### Challenge
Would you pull out every line of the material that contains the string "color"?

### Excerpted data
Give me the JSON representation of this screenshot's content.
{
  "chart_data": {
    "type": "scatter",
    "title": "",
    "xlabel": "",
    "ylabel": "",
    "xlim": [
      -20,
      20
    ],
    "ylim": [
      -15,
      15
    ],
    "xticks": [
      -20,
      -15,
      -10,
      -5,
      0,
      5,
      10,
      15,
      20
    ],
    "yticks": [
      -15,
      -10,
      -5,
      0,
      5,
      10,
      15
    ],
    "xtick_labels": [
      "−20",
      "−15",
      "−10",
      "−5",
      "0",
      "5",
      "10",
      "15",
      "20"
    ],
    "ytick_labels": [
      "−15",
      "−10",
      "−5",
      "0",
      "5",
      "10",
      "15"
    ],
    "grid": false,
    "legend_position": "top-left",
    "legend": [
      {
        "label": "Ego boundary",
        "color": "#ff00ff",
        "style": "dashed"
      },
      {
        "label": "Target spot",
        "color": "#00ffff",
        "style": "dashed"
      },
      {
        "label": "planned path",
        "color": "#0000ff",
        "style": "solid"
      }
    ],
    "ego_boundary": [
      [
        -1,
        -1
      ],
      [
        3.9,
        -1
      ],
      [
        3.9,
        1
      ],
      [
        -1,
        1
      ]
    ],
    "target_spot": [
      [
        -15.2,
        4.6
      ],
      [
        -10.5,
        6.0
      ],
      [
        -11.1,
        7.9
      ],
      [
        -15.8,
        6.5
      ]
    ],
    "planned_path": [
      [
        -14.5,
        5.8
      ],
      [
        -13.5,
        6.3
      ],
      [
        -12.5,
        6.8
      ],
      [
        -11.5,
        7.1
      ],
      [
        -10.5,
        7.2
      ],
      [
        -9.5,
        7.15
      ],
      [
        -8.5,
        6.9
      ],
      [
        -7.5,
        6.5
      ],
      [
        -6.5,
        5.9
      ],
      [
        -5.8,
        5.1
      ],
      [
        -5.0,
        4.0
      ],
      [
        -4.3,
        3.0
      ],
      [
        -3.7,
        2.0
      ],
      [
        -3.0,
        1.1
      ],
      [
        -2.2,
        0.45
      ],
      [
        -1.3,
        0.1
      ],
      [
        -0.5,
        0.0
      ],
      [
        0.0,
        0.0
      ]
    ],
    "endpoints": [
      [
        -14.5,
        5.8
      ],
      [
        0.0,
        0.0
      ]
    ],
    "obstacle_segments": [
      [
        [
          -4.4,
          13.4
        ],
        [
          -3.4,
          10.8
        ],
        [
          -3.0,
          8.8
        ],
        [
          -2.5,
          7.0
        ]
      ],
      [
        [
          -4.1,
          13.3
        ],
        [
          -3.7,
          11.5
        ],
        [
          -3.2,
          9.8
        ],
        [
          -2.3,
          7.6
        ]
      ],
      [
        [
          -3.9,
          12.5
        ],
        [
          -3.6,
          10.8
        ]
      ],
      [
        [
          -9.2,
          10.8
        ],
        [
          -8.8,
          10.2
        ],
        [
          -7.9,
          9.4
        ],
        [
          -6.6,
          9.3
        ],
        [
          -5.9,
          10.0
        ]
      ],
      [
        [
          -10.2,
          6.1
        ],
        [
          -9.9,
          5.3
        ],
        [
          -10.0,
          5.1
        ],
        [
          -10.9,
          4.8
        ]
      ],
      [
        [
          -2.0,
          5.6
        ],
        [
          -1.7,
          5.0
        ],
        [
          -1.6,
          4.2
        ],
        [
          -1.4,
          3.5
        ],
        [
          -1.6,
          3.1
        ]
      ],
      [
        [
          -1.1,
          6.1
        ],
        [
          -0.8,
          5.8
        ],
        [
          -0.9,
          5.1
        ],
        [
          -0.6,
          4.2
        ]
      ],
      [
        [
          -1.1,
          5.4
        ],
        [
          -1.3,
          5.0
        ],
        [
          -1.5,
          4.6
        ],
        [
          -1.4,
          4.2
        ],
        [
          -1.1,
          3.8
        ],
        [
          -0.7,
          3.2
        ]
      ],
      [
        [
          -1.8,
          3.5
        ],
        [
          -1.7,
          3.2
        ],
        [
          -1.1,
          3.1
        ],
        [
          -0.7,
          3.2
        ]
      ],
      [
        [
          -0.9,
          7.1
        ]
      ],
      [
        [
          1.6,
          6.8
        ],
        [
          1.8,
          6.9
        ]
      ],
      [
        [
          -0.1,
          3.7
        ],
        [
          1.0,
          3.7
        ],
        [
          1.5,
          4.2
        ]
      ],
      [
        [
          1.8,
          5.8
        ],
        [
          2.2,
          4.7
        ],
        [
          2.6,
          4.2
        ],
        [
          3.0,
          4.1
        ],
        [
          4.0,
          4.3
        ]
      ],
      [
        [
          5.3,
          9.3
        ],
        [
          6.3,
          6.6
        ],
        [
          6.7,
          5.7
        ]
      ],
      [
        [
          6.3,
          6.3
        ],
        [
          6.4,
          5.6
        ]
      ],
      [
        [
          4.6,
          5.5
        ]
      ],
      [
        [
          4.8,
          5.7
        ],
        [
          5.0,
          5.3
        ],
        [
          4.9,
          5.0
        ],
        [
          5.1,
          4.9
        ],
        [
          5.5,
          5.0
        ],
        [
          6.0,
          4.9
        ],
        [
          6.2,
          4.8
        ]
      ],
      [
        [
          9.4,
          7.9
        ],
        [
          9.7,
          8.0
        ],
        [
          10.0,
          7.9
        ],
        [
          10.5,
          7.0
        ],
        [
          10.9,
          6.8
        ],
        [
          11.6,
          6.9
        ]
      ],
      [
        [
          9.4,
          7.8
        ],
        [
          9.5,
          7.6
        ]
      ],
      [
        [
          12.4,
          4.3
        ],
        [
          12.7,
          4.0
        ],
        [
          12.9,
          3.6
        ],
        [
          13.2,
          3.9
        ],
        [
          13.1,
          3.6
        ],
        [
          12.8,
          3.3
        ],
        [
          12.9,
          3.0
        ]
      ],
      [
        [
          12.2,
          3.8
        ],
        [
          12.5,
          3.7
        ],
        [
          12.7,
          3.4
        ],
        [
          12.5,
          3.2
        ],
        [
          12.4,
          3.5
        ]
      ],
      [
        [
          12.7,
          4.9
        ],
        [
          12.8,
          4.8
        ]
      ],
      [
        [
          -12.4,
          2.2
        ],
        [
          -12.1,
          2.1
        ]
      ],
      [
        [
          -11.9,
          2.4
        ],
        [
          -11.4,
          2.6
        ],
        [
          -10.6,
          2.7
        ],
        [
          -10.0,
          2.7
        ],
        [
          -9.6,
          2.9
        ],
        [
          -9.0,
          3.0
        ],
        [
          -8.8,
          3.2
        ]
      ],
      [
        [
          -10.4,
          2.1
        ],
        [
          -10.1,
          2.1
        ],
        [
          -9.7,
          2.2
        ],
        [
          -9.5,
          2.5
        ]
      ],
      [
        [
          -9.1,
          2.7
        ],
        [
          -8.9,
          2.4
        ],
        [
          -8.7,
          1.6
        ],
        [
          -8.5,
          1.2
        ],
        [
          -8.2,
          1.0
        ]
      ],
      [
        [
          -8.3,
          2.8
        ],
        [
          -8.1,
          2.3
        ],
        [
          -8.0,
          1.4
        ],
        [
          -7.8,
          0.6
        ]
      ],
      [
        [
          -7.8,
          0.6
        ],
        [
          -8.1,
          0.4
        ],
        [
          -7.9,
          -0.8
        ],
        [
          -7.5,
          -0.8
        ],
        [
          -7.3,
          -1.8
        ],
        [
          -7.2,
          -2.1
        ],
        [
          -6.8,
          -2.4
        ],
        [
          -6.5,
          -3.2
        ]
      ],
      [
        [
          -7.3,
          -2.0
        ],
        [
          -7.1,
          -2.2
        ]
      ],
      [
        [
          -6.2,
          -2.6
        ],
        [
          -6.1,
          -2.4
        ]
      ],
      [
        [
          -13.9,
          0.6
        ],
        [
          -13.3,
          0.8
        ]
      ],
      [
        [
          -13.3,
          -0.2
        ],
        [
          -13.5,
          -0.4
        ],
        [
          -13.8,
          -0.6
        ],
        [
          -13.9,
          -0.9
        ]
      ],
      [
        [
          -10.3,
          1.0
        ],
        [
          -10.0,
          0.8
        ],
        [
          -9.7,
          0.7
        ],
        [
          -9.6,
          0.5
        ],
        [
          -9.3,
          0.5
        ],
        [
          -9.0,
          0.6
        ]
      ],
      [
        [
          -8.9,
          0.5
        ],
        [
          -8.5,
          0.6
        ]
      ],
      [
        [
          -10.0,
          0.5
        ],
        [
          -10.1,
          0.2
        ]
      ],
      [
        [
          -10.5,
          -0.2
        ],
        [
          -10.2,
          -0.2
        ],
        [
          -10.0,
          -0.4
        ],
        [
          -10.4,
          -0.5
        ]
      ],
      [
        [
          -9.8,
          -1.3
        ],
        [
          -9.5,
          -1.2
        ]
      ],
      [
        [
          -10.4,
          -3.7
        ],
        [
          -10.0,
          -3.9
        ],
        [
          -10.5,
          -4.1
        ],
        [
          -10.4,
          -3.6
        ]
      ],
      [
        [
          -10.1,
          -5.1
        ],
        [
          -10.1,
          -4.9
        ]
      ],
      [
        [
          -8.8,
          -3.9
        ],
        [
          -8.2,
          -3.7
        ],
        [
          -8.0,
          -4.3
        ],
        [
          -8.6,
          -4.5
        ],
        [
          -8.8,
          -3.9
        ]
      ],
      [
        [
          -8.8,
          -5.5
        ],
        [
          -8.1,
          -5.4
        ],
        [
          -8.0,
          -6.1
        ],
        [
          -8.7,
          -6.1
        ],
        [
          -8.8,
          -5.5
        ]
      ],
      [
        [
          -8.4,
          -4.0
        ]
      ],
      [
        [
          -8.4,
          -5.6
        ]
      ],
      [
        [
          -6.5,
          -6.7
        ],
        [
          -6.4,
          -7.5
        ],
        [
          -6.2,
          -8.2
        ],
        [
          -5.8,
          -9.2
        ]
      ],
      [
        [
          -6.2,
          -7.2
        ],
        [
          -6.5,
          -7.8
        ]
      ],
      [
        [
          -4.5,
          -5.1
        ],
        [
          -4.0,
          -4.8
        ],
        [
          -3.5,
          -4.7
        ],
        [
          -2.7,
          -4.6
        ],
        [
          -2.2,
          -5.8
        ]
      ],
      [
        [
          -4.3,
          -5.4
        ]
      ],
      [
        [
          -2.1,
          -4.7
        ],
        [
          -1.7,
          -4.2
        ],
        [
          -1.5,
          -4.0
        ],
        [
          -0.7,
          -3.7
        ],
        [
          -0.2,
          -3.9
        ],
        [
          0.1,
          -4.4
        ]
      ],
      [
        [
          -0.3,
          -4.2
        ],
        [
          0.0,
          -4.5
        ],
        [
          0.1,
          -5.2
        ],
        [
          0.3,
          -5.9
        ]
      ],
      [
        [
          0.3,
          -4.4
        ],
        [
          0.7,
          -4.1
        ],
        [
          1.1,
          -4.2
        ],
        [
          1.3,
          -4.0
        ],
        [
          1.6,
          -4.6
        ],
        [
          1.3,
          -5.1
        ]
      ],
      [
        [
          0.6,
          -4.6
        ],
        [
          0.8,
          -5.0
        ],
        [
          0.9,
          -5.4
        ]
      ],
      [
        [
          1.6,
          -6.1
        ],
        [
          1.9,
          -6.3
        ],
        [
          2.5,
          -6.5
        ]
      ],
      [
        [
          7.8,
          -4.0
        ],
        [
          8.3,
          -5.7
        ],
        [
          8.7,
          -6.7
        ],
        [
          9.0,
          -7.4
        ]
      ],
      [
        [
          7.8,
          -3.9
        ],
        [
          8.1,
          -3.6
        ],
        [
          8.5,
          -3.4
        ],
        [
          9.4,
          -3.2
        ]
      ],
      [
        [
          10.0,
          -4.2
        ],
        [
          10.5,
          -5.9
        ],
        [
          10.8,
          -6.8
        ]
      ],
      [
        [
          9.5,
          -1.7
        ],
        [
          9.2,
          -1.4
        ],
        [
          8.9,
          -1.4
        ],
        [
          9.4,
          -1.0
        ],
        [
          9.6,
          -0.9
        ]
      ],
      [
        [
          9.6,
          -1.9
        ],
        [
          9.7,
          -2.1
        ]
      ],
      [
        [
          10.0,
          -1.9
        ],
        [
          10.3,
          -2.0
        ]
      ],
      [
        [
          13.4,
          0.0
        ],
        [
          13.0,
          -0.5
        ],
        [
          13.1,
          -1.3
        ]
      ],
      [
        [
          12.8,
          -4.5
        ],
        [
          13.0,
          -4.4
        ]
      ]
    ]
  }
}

### The completed task
        "color": "#ff00ff",
        "color": "#00ffff",
        "color": "#0000ff",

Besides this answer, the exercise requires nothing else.